Reproduce the following material exactly, including every line.

==================================================

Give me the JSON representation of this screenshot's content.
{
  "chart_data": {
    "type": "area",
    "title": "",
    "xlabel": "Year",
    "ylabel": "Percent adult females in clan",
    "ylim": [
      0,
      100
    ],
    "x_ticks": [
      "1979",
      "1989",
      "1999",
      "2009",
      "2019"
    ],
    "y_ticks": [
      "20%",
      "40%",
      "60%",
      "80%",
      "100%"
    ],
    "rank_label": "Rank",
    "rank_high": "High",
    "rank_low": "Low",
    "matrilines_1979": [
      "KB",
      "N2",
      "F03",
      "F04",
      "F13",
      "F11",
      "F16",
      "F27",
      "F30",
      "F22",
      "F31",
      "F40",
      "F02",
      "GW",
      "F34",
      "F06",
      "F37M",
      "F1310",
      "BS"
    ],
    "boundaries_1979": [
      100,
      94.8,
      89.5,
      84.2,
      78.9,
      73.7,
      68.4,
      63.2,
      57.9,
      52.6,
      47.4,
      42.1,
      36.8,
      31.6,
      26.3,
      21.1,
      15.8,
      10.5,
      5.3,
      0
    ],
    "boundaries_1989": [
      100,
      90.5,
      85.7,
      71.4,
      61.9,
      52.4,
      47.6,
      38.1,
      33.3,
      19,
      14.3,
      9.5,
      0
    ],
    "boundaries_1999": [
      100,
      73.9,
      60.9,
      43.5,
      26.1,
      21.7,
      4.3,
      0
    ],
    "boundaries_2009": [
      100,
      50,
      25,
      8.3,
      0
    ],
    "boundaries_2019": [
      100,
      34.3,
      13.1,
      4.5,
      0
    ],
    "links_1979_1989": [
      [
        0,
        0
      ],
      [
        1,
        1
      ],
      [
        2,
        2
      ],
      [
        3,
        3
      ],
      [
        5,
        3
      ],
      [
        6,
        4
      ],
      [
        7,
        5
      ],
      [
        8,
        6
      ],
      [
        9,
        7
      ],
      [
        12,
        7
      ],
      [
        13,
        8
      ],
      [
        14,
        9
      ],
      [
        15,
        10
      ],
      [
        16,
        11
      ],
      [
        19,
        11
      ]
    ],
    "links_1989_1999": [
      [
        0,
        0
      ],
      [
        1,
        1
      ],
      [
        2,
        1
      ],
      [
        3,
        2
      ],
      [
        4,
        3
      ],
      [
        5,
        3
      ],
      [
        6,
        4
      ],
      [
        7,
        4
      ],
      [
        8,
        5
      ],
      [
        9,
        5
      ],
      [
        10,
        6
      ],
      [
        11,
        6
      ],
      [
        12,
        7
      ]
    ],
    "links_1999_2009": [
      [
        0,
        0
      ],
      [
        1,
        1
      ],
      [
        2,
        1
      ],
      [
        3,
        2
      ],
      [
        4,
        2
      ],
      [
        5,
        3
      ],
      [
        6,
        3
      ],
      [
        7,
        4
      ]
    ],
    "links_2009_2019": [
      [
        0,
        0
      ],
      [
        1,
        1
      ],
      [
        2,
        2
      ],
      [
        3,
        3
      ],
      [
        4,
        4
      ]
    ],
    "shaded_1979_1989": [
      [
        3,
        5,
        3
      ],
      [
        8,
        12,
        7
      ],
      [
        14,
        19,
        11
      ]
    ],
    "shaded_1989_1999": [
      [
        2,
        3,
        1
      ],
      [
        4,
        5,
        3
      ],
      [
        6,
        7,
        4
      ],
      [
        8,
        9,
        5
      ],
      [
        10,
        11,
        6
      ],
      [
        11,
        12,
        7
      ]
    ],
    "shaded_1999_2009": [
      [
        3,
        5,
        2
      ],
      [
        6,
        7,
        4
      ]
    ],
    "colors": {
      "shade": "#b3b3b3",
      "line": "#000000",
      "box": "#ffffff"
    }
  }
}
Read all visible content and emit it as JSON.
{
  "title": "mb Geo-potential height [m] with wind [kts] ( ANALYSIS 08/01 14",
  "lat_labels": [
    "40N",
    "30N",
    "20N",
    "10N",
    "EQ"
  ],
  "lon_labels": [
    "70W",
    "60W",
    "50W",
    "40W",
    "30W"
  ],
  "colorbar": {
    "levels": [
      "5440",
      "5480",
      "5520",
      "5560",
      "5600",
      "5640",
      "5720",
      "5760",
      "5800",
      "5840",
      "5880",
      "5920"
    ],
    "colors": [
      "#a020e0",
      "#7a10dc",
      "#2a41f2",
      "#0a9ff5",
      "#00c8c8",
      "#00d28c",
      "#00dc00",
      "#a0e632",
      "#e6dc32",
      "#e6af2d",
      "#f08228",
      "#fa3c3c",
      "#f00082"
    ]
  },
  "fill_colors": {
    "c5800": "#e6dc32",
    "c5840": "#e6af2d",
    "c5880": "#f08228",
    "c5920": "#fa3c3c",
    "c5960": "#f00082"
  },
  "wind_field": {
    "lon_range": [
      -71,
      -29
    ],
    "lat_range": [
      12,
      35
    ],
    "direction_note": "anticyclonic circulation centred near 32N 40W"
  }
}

==================================================

**FULL OUTPUT:**
Give me the JSON representation of this screenshot's content.
{
  "chart_data": {
    "type": "area",
    "title": "",
    "xlabel": "Year",
    "ylabel": "Percent adult females in clan",
    "ylim": [
      0,
      100
    ],
    "x_ticks": [
      "1979",
      "1989",
      "1999",
      "2009",
      "2019"
    ],
    "y_ticks": [
      "20%",
      "40%",
      "60%",
      "80%",
      "100%"
    ],
    "rank_label": "Rank",
    "rank_high": "High",
    "rank_low": "Low",
    "matrilines_1979": [
      "KB",
      "N2",
      "F03",
      "F04",
      "F13",
      "F11",
      "F16",
      "F27",
      "F30",
      "F22",
      "F31",
      "F40",
      "F02",
      "GW",
      "F34",
      "F06",
      "F37M",
      "F1310",
      "BS"
    ],
    "boundaries_1979": [
      100,
      94.8,
      89.5,
      84.2,
      78.9,
      73.7,
      68.4,
      63.2,
      57.9,
      52.6,
      47.4,
      42.1,
      36.8,
      31.6,
      26.3,
      21.1,
      15.8,
      10.5,
      5.3,
      0
    ],
    "boundaries_1989": [
      100,
      90.5,
      85.7,
      71.4,
      61.9,
      52.4,
      47.6,
      38.1,
      33.3,
      19,
      14.3,
      9.5,
      0
    ],
    "boundaries_1999": [
      100,
      73.9,
      60.9,
      43.5,
      26.1,
      21.7,
      4.3,
      0
    ],
    "boundaries_2009": [
      100,
      50,
      25,
      8.3,
      0
    ],
    "boundaries_2019": [
      100,
      34.3,
      13.1,
      4.5,
      0
    ],
    "links_1979_1989": [
      [
        0,
        0
      ],
      [
        1,
        1
      ],
      [
        2,
        2
      ],
      [
        3,
        3
      ],
      [
        5,
        3
      ],
      [
        6,
        4
      ],
      [
        7,
        5
      ],
      [
        8,
        6
      ],
      [
        9,
        7
      ],
      [
        12,
        7
      ],
      [
        13,
        8
      ],
      [
        14,
        9
      ],
      [
        15,
        10
      ],
      [
        16,
        11
      ],
      [
        19,
        11
      ]
    ],
    "links_1989_1999": [
      [
        0,
        0
      ],
      [
        1,
        1
      ],
      [
        2,
        1
      ],
      [
        3,
        2
      ],
      [
        4,
        3
      ],
      [
        5,
        3
      ],
      [
        6,
        4
      ],
      [
        7,
        4
      ],
      [
        8,
        5
      ],
      [
        9,
        5
      ],
      [
        10,
        6
      ],
      [
        11,
        6
      ],
      [
        12,
        7
      ]
    ],
    "links_1999_2009": [
      [
        0,
        0
      ],
      [
        1,
        1
      ],
      [
        2,
        1
      ],
      [
        3,
        2
      ],
      [
        4,
        2
      ],
      [
        5,
        3
      ],
      [
        6,
        3
      ],
      [
        7,
        4
      ]
    ],
    "links_2009_2019": [
      [
        0,
        0
      ],
      [
        1,
        1
      ],
      [
        2,
        2
      ],
      [
        3,
        3
      ],
      [
        4,
        4
      ]
    ],
    "shaded_1979_1989": [
      [
        3,
        5,
        3
      ],
      [
        8,
        12,
        7
      ],
      [
        14,
        19,
        11
      ]
    ],
    "shaded_1989_1999": [
      [
        2,
        3,
        1
      ],
      [
        4,
        5,
        3
      ],
      [
        6,
        7,
        4
      ],
      [
        8,
        9,
        5
      ],
      [
        10,
        11,
        6
      ],
      [
        11,
        12,
        7
      ]
    ],
    "shaded_1999_2009": [
      [
        3,
        5,
        2
      ],
      [
        6,
        7,
        4
      ]
    ],
    "colors": {
      "shade": "#b3b3b3",
      "line": "#000000",
      "box": "#ffffff"
    }
  }
}
Read all visible content and emit it as JSON.
{
  "title": "mb Geo-potential height [m] with wind [kts] ( ANALYSIS 08/01 14",
  "lat_labels": [
    "40N",
    "30N",
    "20N",
    "10N",
    "EQ"
  ],
  "lon_labels": [
    "70W",
    "60W",
    "50W",
    "40W",
    "30W"
  ],
  "colorbar": {
    "levels": [
      "5440",
      "5480",
      "5520",
      "5560",
      "5600",
      "5640",
      "5720",
      "5760",
      "5800",
      "5840",
      "5880",
      "5920"
    ],
    "colors": [
      "#a020e0",
      "#7a10dc",
      "#2a41f2",
      "#0a9ff5",
      "#00c8c8",
      "#00d28c",
      "#00dc00",
      "#a0e632",
      "#e6dc32",
      "#e6af2d",
      "#f08228",
      "#fa3c3c",
      "#f00082"
    ]
  },
  "fill_colors": {
    "c5800": "#e6dc32",
    "c5840": "#e6af2d",
    "c5880": "#f08228",
    "c5920": "#fa3c3c",
    "c5960": "#f00082"
  },
  "wind_field": {
    "lon_range": [
      -71,
      -29
    ],
    "lat_range": [
      12,
      35
    ],
    "direction_note": "anticyclonic circulation centred near 32N 40W"
  }
}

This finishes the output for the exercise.